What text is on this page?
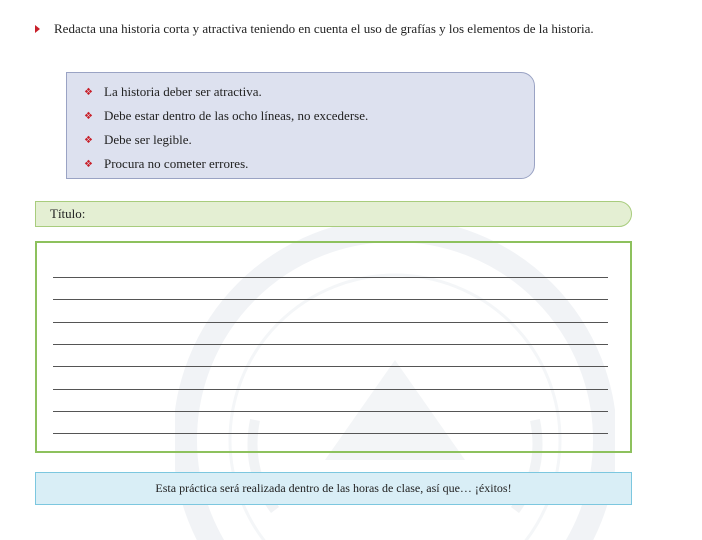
Redacta una historia corta y atractiva teniendo en cuenta el uso de grafías y los elementos de la historia.
❖ La historia deber ser atractiva.
❖ Debe estar dentro de las ocho líneas, no excederse.
❖ Debe ser legible.
❖ Procura no cometer errores.
Título:
Esta práctica será realizada dentro de las horas de clase, así que… ¡éxitos!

__________________________________________________

== TO BE DONE ==
Copy in full each line that holds the word "atractiva".

== OUTPUT OF THE TASK ==
Redacta una historia corta y atractiva teniendo en cuenta el uso de grafías y los elementos de la historia.
❖ La historia deber ser atractiva.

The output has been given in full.